▶

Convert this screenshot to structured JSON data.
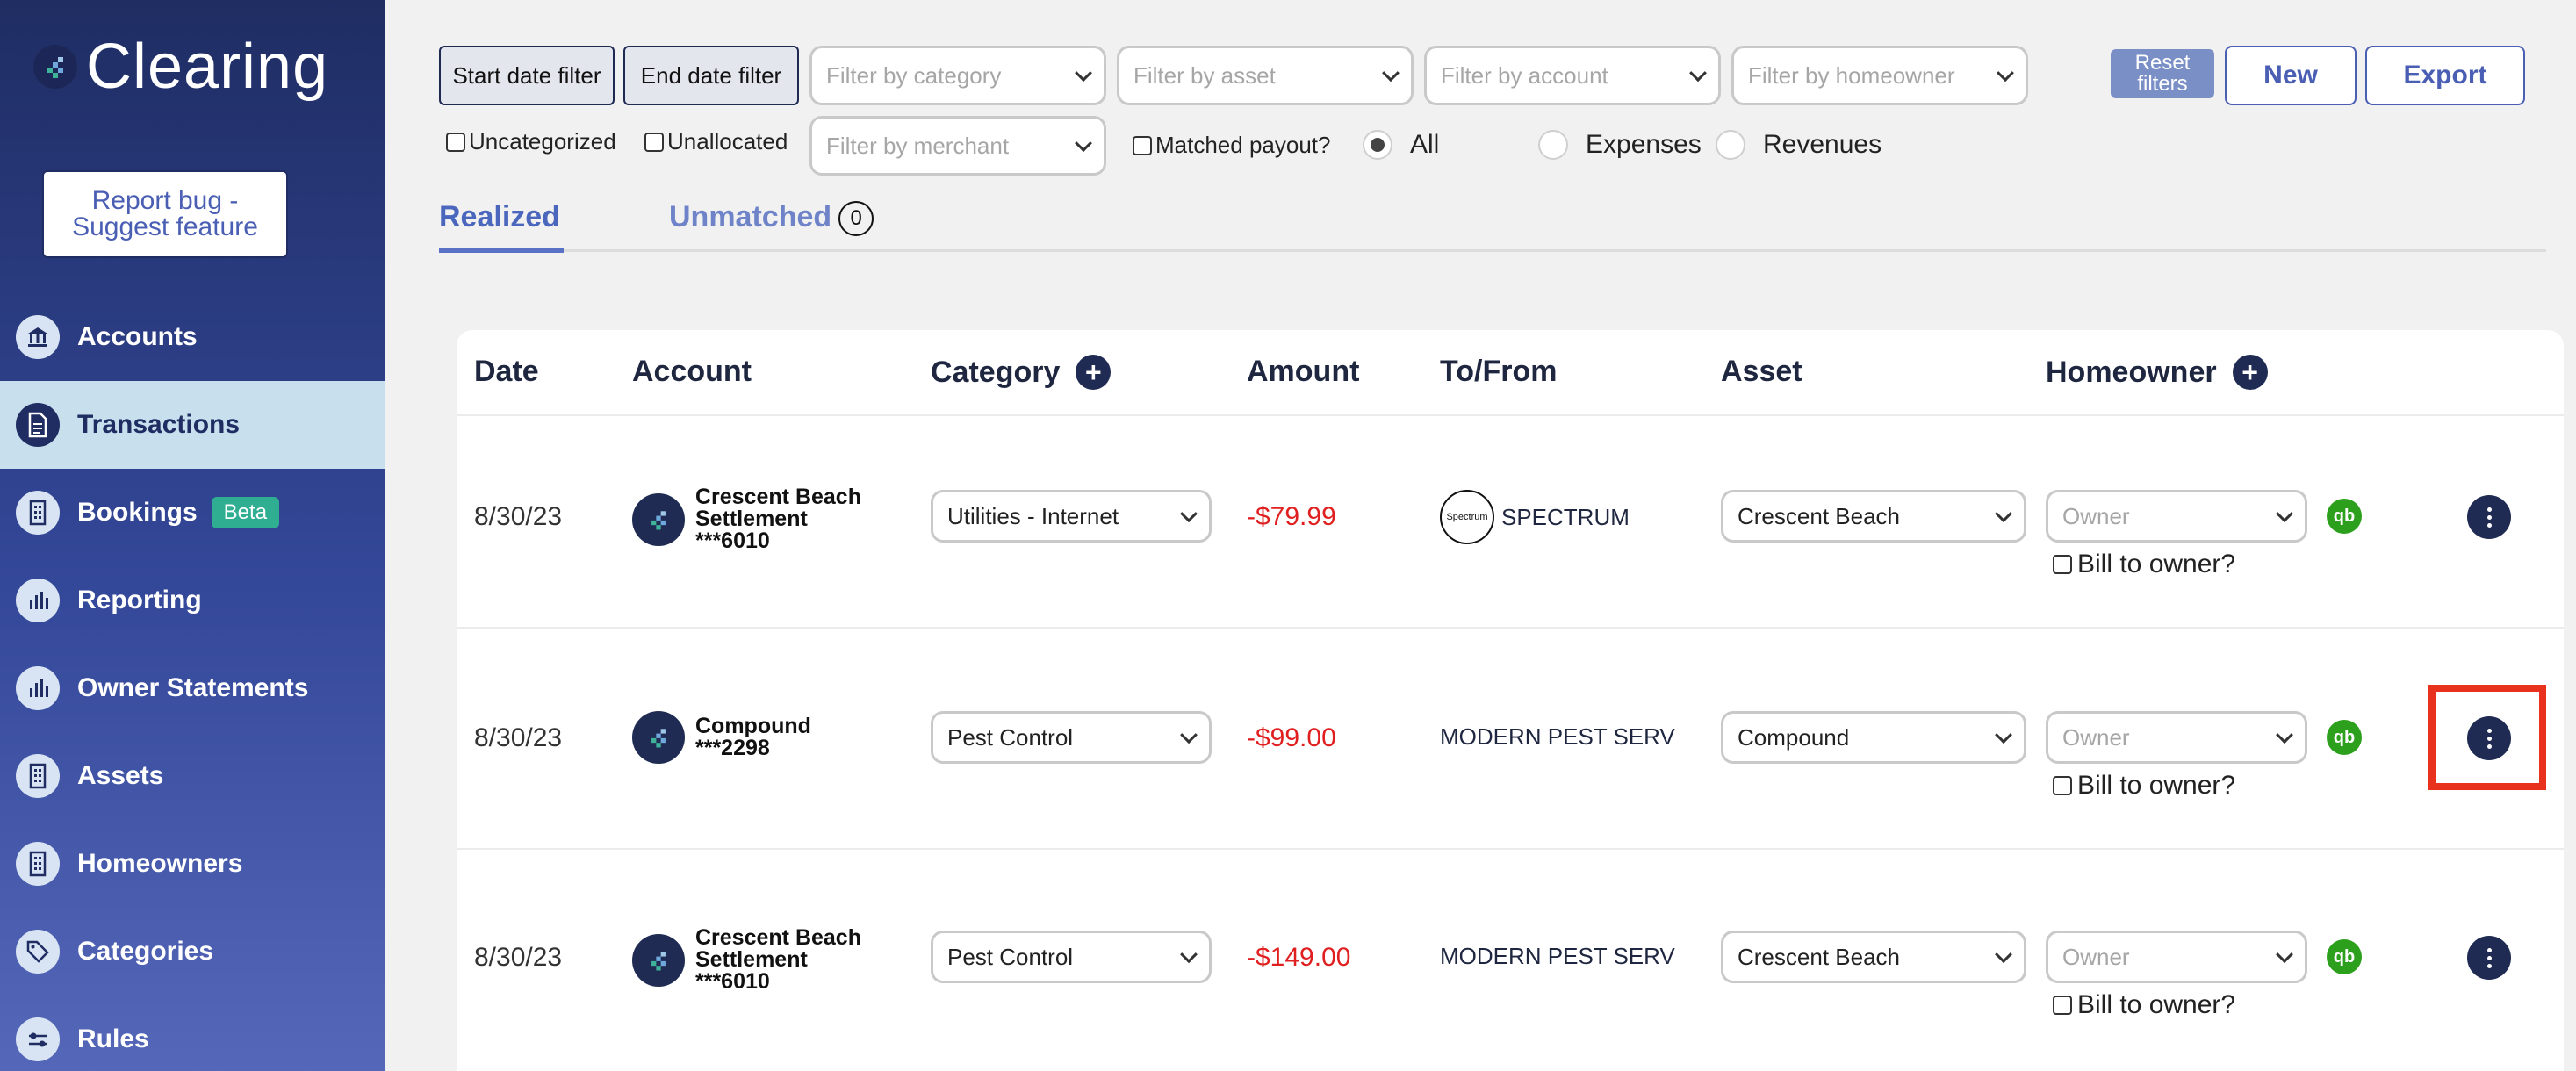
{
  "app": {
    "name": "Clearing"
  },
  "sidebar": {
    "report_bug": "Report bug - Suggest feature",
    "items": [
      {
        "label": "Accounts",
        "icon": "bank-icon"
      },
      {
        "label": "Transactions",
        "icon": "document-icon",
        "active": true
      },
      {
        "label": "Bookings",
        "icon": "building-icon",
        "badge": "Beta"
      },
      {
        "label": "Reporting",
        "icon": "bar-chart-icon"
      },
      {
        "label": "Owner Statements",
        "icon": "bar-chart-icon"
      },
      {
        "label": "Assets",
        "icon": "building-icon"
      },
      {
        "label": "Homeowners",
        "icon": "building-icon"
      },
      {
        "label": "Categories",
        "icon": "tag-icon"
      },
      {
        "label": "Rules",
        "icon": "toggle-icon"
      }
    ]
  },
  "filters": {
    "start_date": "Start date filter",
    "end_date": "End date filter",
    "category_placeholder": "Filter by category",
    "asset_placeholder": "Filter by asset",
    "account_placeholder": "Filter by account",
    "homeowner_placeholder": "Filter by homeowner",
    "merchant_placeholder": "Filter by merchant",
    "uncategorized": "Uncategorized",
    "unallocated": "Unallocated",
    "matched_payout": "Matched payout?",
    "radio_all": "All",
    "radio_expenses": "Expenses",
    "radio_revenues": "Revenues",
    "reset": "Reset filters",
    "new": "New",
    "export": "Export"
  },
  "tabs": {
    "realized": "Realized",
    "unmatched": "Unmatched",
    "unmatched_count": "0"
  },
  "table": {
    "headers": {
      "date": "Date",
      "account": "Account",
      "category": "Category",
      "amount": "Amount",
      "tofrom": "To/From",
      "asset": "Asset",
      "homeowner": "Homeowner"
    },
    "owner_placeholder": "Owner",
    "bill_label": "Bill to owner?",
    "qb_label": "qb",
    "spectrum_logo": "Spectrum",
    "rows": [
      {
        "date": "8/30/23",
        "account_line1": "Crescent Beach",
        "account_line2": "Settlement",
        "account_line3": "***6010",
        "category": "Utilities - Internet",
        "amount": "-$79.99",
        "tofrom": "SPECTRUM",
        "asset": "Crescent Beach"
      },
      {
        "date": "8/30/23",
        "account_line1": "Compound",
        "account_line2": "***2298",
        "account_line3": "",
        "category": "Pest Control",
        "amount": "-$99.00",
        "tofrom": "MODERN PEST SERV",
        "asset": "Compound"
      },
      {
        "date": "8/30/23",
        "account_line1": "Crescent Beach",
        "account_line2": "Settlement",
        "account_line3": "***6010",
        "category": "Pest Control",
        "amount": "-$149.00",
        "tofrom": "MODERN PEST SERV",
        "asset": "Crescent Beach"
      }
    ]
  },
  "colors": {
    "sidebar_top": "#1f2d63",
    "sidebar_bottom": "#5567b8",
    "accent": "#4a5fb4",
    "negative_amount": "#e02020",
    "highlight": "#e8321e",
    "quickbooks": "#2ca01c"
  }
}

◀

## Written request
Except for the pictures, copy every line of the records above exactly.

## Correct output
Convert this screenshot to structured JSON data.
{
  "app": {
    "name": "Clearing"
  },
  "sidebar": {
    "report_bug": "Report bug - Suggest feature",
    "items": [
      {
        "label": "Accounts",
        "icon": "bank-icon"
      },
      {
        "label": "Transactions",
        "icon": "document-icon",
        "active": true
      },
      {
        "label": "Bookings",
        "icon": "building-icon",
        "badge": "Beta"
      },
      {
        "label": "Reporting",
        "icon": "bar-chart-icon"
      },
      {
        "label": "Owner Statements",
        "icon": "bar-chart-icon"
      },
      {
        "label": "Assets",
        "icon": "building-icon"
      },
      {
        "label": "Homeowners",
        "icon": "building-icon"
      },
      {
        "label": "Categories",
        "icon": "tag-icon"
      },
      {
        "label": "Rules",
        "icon": "toggle-icon"
      }
    ]
  },
  "filters": {
    "start_date": "Start date filter",
    "end_date": "End date filter",
    "category_placeholder": "Filter by category",
    "asset_placeholder": "Filter by asset",
    "account_placeholder": "Filter by account",
    "homeowner_placeholder": "Filter by homeowner",
    "merchant_placeholder": "Filter by merchant",
    "uncategorized": "Uncategorized",
    "unallocated": "Unallocated",
    "matched_payout": "Matched payout?",
    "radio_all": "All",
    "radio_expenses": "Expenses",
    "radio_revenues": "Revenues",
    "reset": "Reset filters",
    "new": "New",
    "export": "Export"
  },
  "tabs": {
    "realized": "Realized",
    "unmatched": "Unmatched",
    "unmatched_count": "0"
  },
  "table": {
    "headers": {
      "date": "Date",
      "account": "Account",
      "category": "Category",
      "amount": "Amount",
      "tofrom": "To/From",
      "asset": "Asset",
      "homeowner": "Homeowner"
    },
    "owner_placeholder": "Owner",
    "bill_label": "Bill to owner?",
    "qb_label": "qb",
    "spectrum_logo": "Spectrum",
    "rows": [
      {
        "date": "8/30/23",
        "account_line1": "Crescent Beach",
        "account_line2": "Settlement",
        "account_line3": "***6010",
        "category": "Utilities - Internet",
        "amount": "-$79.99",
        "tofrom": "SPECTRUM",
        "asset": "Crescent Beach"
      },
      {
        "date": "8/30/23",
        "account_line1": "Compound",
        "account_line2": "***2298",
        "account_line3": "",
        "category": "Pest Control",
        "amount": "-$99.00",
        "tofrom": "MODERN PEST SERV",
        "asset": "Compound"
      },
      {
        "date": "8/30/23",
        "account_line1": "Crescent Beach",
        "account_line2": "Settlement",
        "account_line3": "***6010",
        "category": "Pest Control",
        "amount": "-$149.00",
        "tofrom": "MODERN PEST SERV",
        "asset": "Crescent Beach"
      }
    ]
  },
  "colors": {
    "sidebar_top": "#1f2d63",
    "sidebar_bottom": "#5567b8",
    "accent": "#4a5fb4",
    "negative_amount": "#e02020",
    "highlight": "#e8321e",
    "quickbooks": "#2ca01c"
  }
}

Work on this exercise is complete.